Exercise
Quote, word for word, the line containing "Output a JSON" and all lines that follow it to the end of the records, with no pictures.

Provided information
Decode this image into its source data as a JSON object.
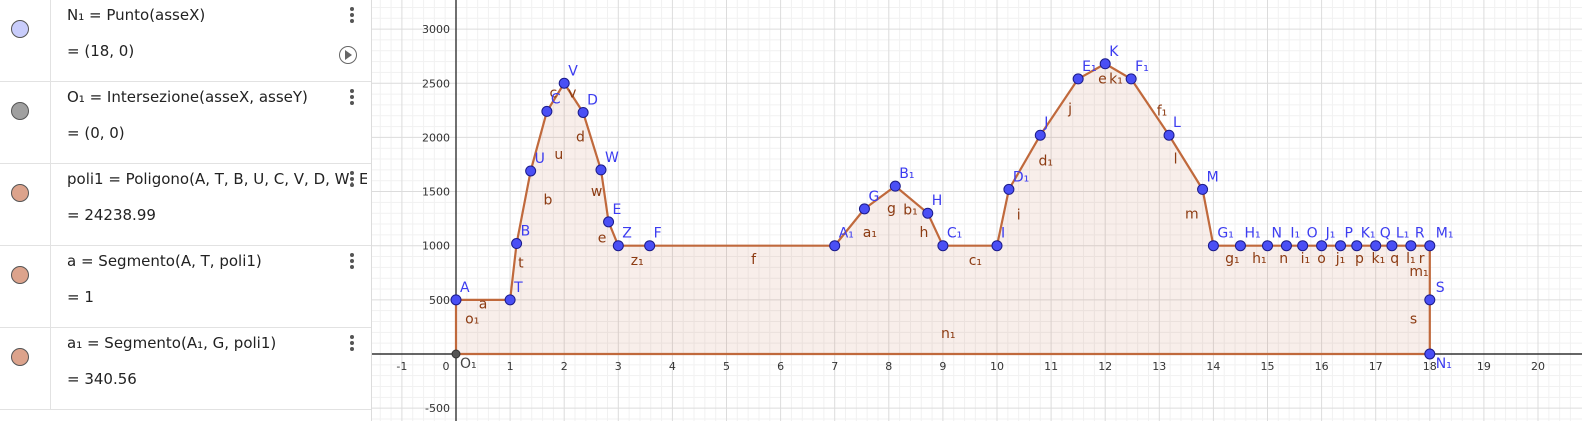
{
  "algebra": [
    {
      "def": "N₁ = Punto(asseX)",
      "val": "= (18, 0)",
      "color": "#c9cdfb",
      "play": true
    },
    {
      "def": "O₁ = Intersezione(asseX, asseY)",
      "val": "= (0, 0)",
      "color": "#a0a0a0",
      "play": false
    },
    {
      "def": "poli1 = Poligono(A, T, B, U, C, V, D, W, E,",
      "val": "= 24238.99",
      "color": "#dca38c",
      "play": false
    },
    {
      "def": "a = Segmento(A, T, poli1)",
      "val": "= 1",
      "color": "#dca38c",
      "play": false
    },
    {
      "def": "a₁ = Segmento(A₁, G, poli1)",
      "val": "= 340.56",
      "color": "#dca38c",
      "play": false
    }
  ],
  "chart_data": {
    "type": "area",
    "xlim": [
      -1.4,
      20.5
    ],
    "ylim": [
      -550,
      3250
    ],
    "x_ticks": [
      "-1",
      "0",
      "1",
      "2",
      "3",
      "4",
      "5",
      "6",
      "7",
      "8",
      "9",
      "10",
      "11",
      "12",
      "13",
      "14",
      "15",
      "16",
      "17",
      "18",
      "19",
      "20"
    ],
    "y_ticks": [
      "-500",
      "500",
      "1000",
      "1500",
      "2000",
      "2500",
      "3000"
    ],
    "grid": true,
    "colors": {
      "polygon_fill": "#c87d5a",
      "polygon_stroke": "#c0693c",
      "point": "#4a4ff5",
      "point_label": "#3c3cf0",
      "segment_label": "#8c3b12"
    },
    "points": [
      {
        "name": "A",
        "x": 0,
        "y": 500
      },
      {
        "name": "T",
        "x": 1,
        "y": 500
      },
      {
        "name": "B",
        "x": 1.12,
        "y": 1020
      },
      {
        "name": "U",
        "x": 1.38,
        "y": 1690
      },
      {
        "name": "C",
        "x": 1.68,
        "y": 2240
      },
      {
        "name": "V",
        "x": 2,
        "y": 2500
      },
      {
        "name": "D",
        "x": 2.35,
        "y": 2230
      },
      {
        "name": "W",
        "x": 2.68,
        "y": 1700
      },
      {
        "name": "E",
        "x": 2.82,
        "y": 1220
      },
      {
        "name": "Z",
        "x": 3,
        "y": 1000
      },
      {
        "name": "F",
        "x": 3.58,
        "y": 1000
      },
      {
        "name": "A₁",
        "x": 7,
        "y": 1000
      },
      {
        "name": "G",
        "x": 7.55,
        "y": 1340
      },
      {
        "name": "B₁",
        "x": 8.12,
        "y": 1550
      },
      {
        "name": "H",
        "x": 8.72,
        "y": 1300
      },
      {
        "name": "C₁",
        "x": 9,
        "y": 1000
      },
      {
        "name": "I",
        "x": 10,
        "y": 1000
      },
      {
        "name": "D₁",
        "x": 10.22,
        "y": 1520
      },
      {
        "name": "J",
        "x": 10.8,
        "y": 2020
      },
      {
        "name": "E₁",
        "x": 11.5,
        "y": 2540
      },
      {
        "name": "K",
        "x": 12,
        "y": 2680
      },
      {
        "name": "F₁",
        "x": 12.48,
        "y": 2540
      },
      {
        "name": "L",
        "x": 13.18,
        "y": 2020
      },
      {
        "name": "M",
        "x": 13.8,
        "y": 1520
      },
      {
        "name": "G₁",
        "x": 14,
        "y": 1000
      },
      {
        "name": "H₁",
        "x": 14.5,
        "y": 1000
      },
      {
        "name": "N",
        "x": 15,
        "y": 1000
      },
      {
        "name": "I₁",
        "x": 15.35,
        "y": 1000
      },
      {
        "name": "O",
        "x": 15.65,
        "y": 1000
      },
      {
        "name": "J₁",
        "x": 16,
        "y": 1000
      },
      {
        "name": "P",
        "x": 16.35,
        "y": 1000
      },
      {
        "name": "K₁",
        "x": 16.65,
        "y": 1000
      },
      {
        "name": "Q",
        "x": 17,
        "y": 1000
      },
      {
        "name": "L₁",
        "x": 17.3,
        "y": 1000
      },
      {
        "name": "R",
        "x": 17.65,
        "y": 1000
      },
      {
        "name": "M₁",
        "x": 18,
        "y": 1000
      },
      {
        "name": "S",
        "x": 18,
        "y": 500
      },
      {
        "name": "N₁",
        "x": 18,
        "y": 0
      },
      {
        "name": "O₁",
        "x": 0,
        "y": 0
      }
    ],
    "segment_labels": [
      {
        "name": "a",
        "x": 0.5,
        "y": 420
      },
      {
        "name": "o₁",
        "x": 0.3,
        "y": 280
      },
      {
        "name": "t",
        "x": 1.2,
        "y": 800
      },
      {
        "name": "b",
        "x": 1.7,
        "y": 1380
      },
      {
        "name": "u",
        "x": 1.9,
        "y": 1800
      },
      {
        "name": "c",
        "x": 1.8,
        "y": 2370
      },
      {
        "name": "v",
        "x": 2.15,
        "y": 2370
      },
      {
        "name": "d",
        "x": 2.3,
        "y": 1960
      },
      {
        "name": "w",
        "x": 2.6,
        "y": 1460
      },
      {
        "name": "e",
        "x": 2.7,
        "y": 1030
      },
      {
        "name": "z₁",
        "x": 3.35,
        "y": 820
      },
      {
        "name": "f",
        "x": 5.5,
        "y": 830
      },
      {
        "name": "a₁",
        "x": 7.65,
        "y": 1080
      },
      {
        "name": "g",
        "x": 8.05,
        "y": 1300
      },
      {
        "name": "b₁",
        "x": 8.4,
        "y": 1290
      },
      {
        "name": "h",
        "x": 8.65,
        "y": 1080
      },
      {
        "name": "c₁",
        "x": 9.6,
        "y": 820
      },
      {
        "name": "i",
        "x": 10.4,
        "y": 1240
      },
      {
        "name": "d₁",
        "x": 10.9,
        "y": 1740
      },
      {
        "name": "j",
        "x": 11.35,
        "y": 2220
      },
      {
        "name": "e",
        "x": 11.95,
        "y": 2500
      },
      {
        "name": "k₁",
        "x": 12.2,
        "y": 2500
      },
      {
        "name": "f₁",
        "x": 13.05,
        "y": 2200
      },
      {
        "name": "l",
        "x": 13.3,
        "y": 1760
      },
      {
        "name": "m",
        "x": 13.6,
        "y": 1250
      },
      {
        "name": "g₁",
        "x": 14.35,
        "y": 840
      },
      {
        "name": "h₁",
        "x": 14.85,
        "y": 840
      },
      {
        "name": "n",
        "x": 15.3,
        "y": 840
      },
      {
        "name": "i₁",
        "x": 15.7,
        "y": 840
      },
      {
        "name": "o",
        "x": 16.0,
        "y": 840
      },
      {
        "name": "j₁",
        "x": 16.35,
        "y": 840
      },
      {
        "name": "p",
        "x": 16.7,
        "y": 840
      },
      {
        "name": "k₁",
        "x": 17.05,
        "y": 840
      },
      {
        "name": "q",
        "x": 17.35,
        "y": 840
      },
      {
        "name": "l₁",
        "x": 17.65,
        "y": 840
      },
      {
        "name": "r",
        "x": 17.85,
        "y": 840
      },
      {
        "name": "m₁",
        "x": 17.8,
        "y": 720
      },
      {
        "name": "s",
        "x": 17.7,
        "y": 280
      },
      {
        "name": "n₁",
        "x": 9.1,
        "y": 150
      }
    ]
  }
}
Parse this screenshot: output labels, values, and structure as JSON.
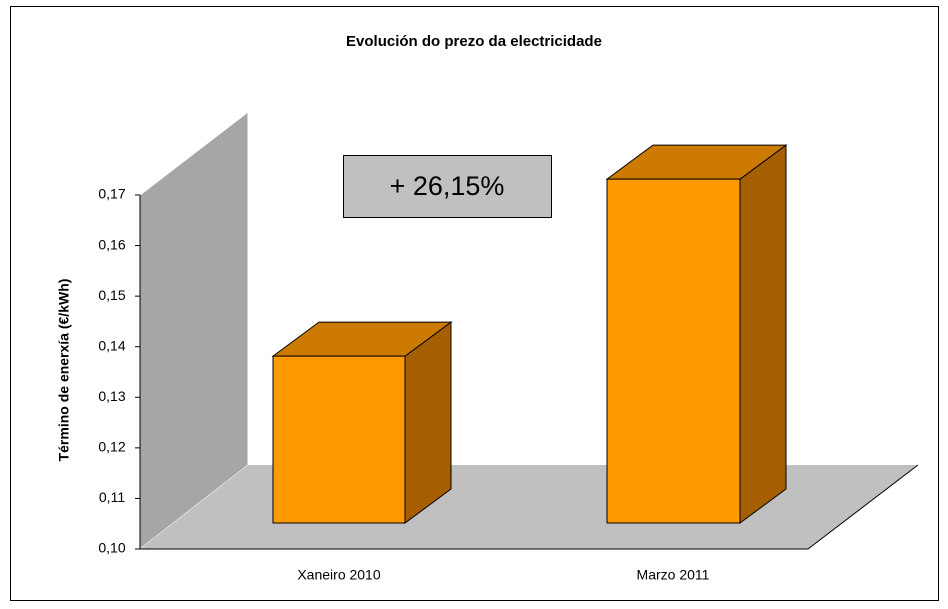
{
  "chart_data": {
    "type": "bar3d",
    "title": "Evolución  do prezo da electricidade",
    "y_label": "Término de enerxía (€/kWh)",
    "categories": [
      "Xaneiro 2010",
      "Marzo  2011"
    ],
    "values": [
      0.133,
      0.168
    ],
    "color": "#ff9900",
    "annotation": "+ 26,15%",
    "ylim": [
      0.1,
      0.17
    ],
    "yticks": [
      {
        "value": 0.1,
        "label": "0,10"
      },
      {
        "value": 0.11,
        "label": "0,11"
      },
      {
        "value": 0.12,
        "label": "0,12"
      },
      {
        "value": 0.13,
        "label": "0,13"
      },
      {
        "value": 0.14,
        "label": "0,14"
      },
      {
        "value": 0.15,
        "label": "0,15"
      },
      {
        "value": 0.16,
        "label": "0,16"
      },
      {
        "value": 0.17,
        "label": "0,17"
      }
    ]
  }
}
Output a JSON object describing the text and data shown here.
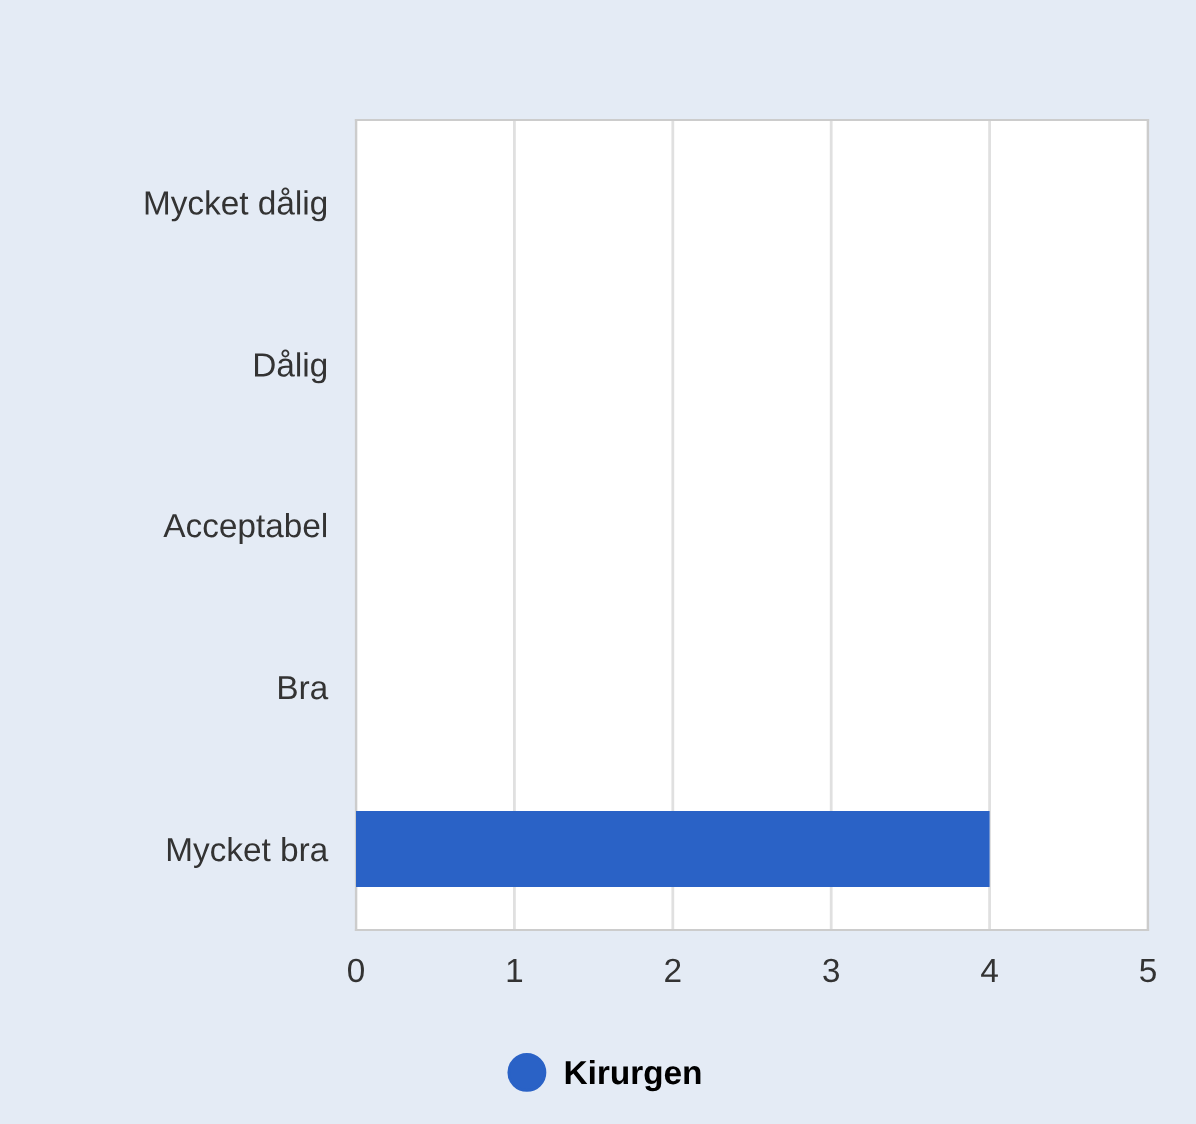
{
  "chart_data": {
    "type": "bar",
    "orientation": "horizontal",
    "categories": [
      "Mycket dålig",
      "Dålig",
      "Acceptabel",
      "Bra",
      "Mycket bra"
    ],
    "series": [
      {
        "name": "Kirurgen",
        "color": "#2a62c6",
        "values": [
          0,
          0,
          0,
          0,
          4
        ]
      }
    ],
    "xlim": [
      0,
      5
    ],
    "xticks": [
      0,
      1,
      2,
      3,
      4,
      5
    ],
    "grid": "x",
    "legend": "bottom"
  }
}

Problem solution
Output a JSON object describing the text and data shown here.
{
  "chart_data": {
    "type": "bar",
    "orientation": "horizontal",
    "categories": [
      "Mycket dålig",
      "Dålig",
      "Acceptabel",
      "Bra",
      "Mycket bra"
    ],
    "series": [
      {
        "name": "Kirurgen",
        "color": "#2a62c6",
        "values": [
          0,
          0,
          0,
          0,
          4
        ]
      }
    ],
    "xlim": [
      0,
      5
    ],
    "xticks": [
      0,
      1,
      2,
      3,
      4,
      5
    ],
    "grid": "x",
    "legend": "bottom"
  }
}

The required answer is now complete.